## Start PROVIDED DATA

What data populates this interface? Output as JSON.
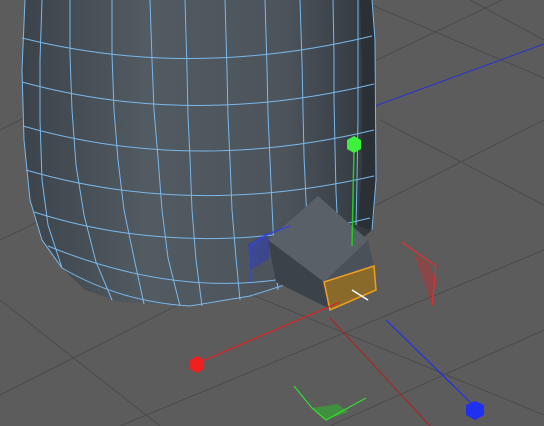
{
  "viewport": {
    "background_color": "#5c5c5c",
    "grid_color": "#4e4e4e",
    "grid_bold_color": "#3f3f3f"
  },
  "mesh": {
    "wire_color": "#7ab8ea",
    "body_color": "#4c535b",
    "shade_color": "#3a4047",
    "extrusion_color": "#5a6168"
  },
  "selection": {
    "color": "#f0a020",
    "fill": "#8a6a2a",
    "mode": "polygon"
  },
  "axes": {
    "x_color": "#e02020",
    "y_color": "#20d020",
    "z_color": "#2030e8",
    "x_handle_icon": "red-hexagon-handle",
    "y_handle_icon": "green-hexagon-handle",
    "z_handle_icon": "blue-hexagon-handle",
    "xy_plane_icon": "xy-plane-handle",
    "xz_plane_icon": "xz-plane-handle",
    "yz_plane_icon": "yz-plane-handle"
  }
}
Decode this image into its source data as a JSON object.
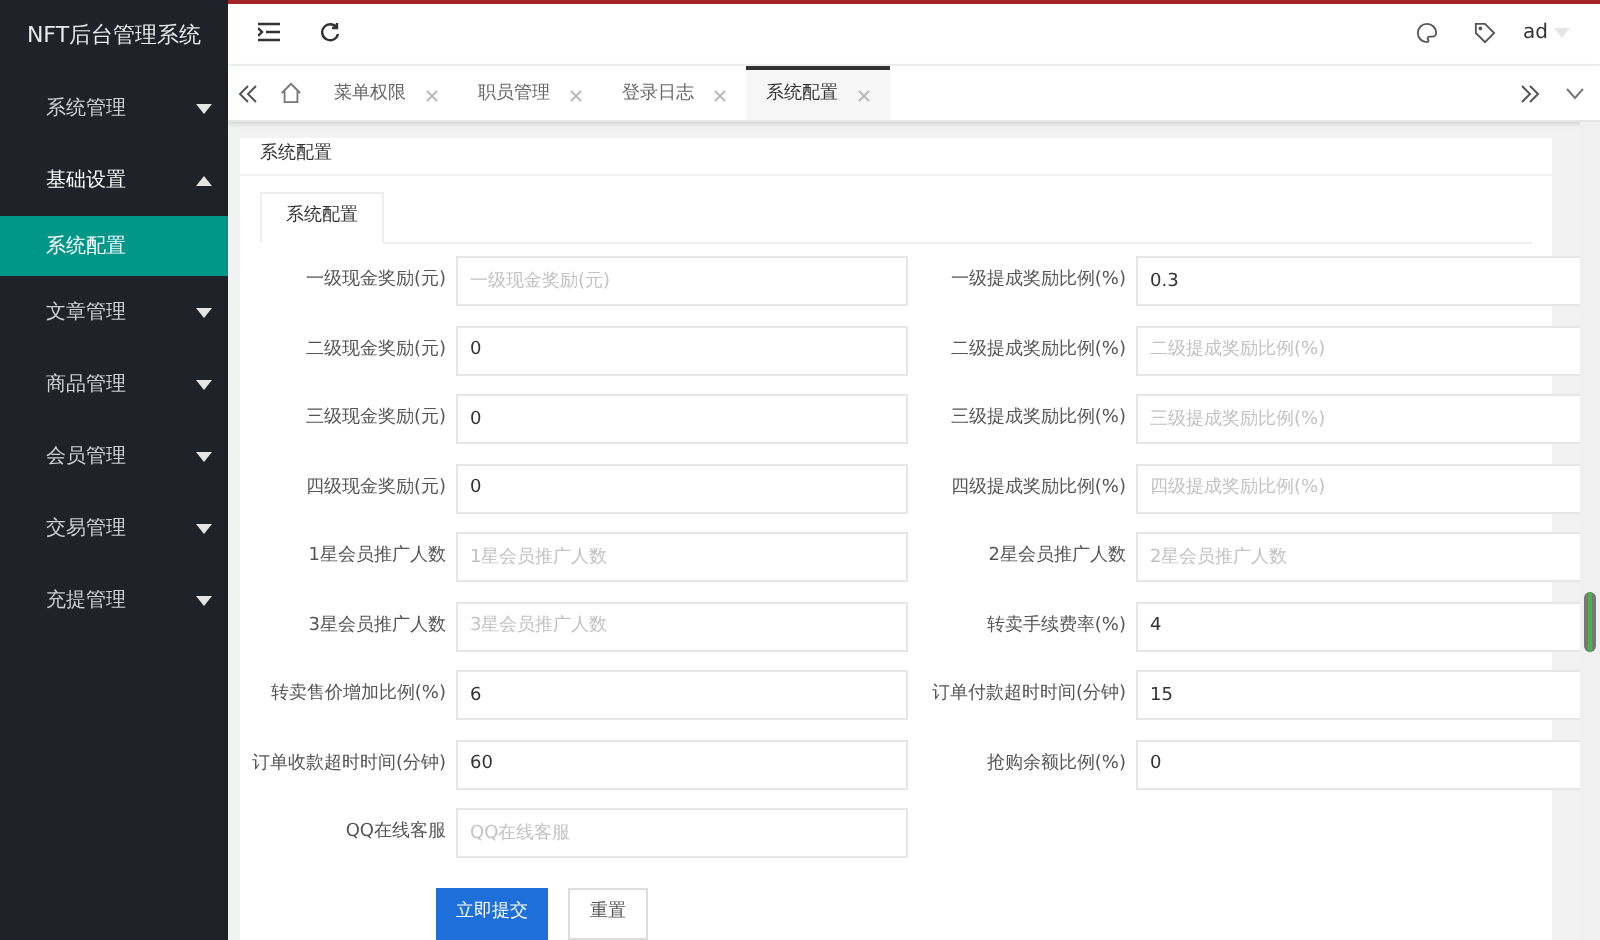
{
  "app_title": "NFT后台管理系统",
  "sidebar": {
    "items": [
      {
        "label": "系统管理",
        "expanded": false,
        "selected": false
      },
      {
        "label": "基础设置",
        "expanded": true,
        "selected": false,
        "children": [
          {
            "label": "系统配置",
            "selected": true
          }
        ]
      },
      {
        "label": "文章管理",
        "expanded": false,
        "selected": false
      },
      {
        "label": "商品管理",
        "expanded": false,
        "selected": false
      },
      {
        "label": "会员管理",
        "expanded": false,
        "selected": false
      },
      {
        "label": "交易管理",
        "expanded": false,
        "selected": false
      },
      {
        "label": "充提管理",
        "expanded": false,
        "selected": false
      }
    ]
  },
  "header": {
    "user": "ad"
  },
  "tabs": [
    {
      "label": "菜单权限",
      "selected": false
    },
    {
      "label": "职员管理",
      "selected": false
    },
    {
      "label": "登录日志",
      "selected": false
    },
    {
      "label": "系统配置",
      "selected": true
    }
  ],
  "card": {
    "title": "系统配置",
    "inner_tabs": [
      {
        "label": "系统配置",
        "selected": true
      }
    ]
  },
  "fields": [
    {
      "label": "一级现金奖励(元)",
      "placeholder": "一级现金奖励(元)"
    },
    {
      "label": "一级提成奖励比例(%)",
      "value": "0.3"
    },
    {
      "label": "二级现金奖励(元)",
      "value": "0"
    },
    {
      "label": "二级提成奖励比例(%)",
      "placeholder": "二级提成奖励比例(%)"
    },
    {
      "label": "三级现金奖励(元)",
      "value": "0"
    },
    {
      "label": "三级提成奖励比例(%)",
      "placeholder": "三级提成奖励比例(%)"
    },
    {
      "label": "四级现金奖励(元)",
      "value": "0"
    },
    {
      "label": "四级提成奖励比例(%)",
      "placeholder": "四级提成奖励比例(%)"
    },
    {
      "label": "1星会员推广人数",
      "placeholder": "1星会员推广人数"
    },
    {
      "label": "2星会员推广人数",
      "placeholder": "2星会员推广人数"
    },
    {
      "label": "3星会员推广人数",
      "placeholder": "3星会员推广人数"
    },
    {
      "label": "转卖手续费率(%)",
      "value": "4"
    },
    {
      "label": "转卖售价增加比例(%)",
      "value": "6"
    },
    {
      "label": "订单付款超时时间(分钟)",
      "value": "15"
    },
    {
      "label": "订单收款超时时间(分钟)",
      "value": "60"
    },
    {
      "label": "抢购余额比例(%)",
      "value": "0"
    },
    {
      "label": "QQ在线客服",
      "placeholder": "QQ在线客服"
    }
  ],
  "buttons": [
    {
      "label": "立即提交",
      "kind": "primary"
    },
    {
      "label": "重置",
      "kind": "default"
    }
  ]
}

## End PROVIDED DATA

* EXERCISE DESCRIPTION
Filter the records above and return every line that holds the word "系统配置".

* RESULT OF THE EXERCISE
            "label": "系统配置",
      "label": "系统配置",
    "title": "系统配置",
        "label": "系统配置",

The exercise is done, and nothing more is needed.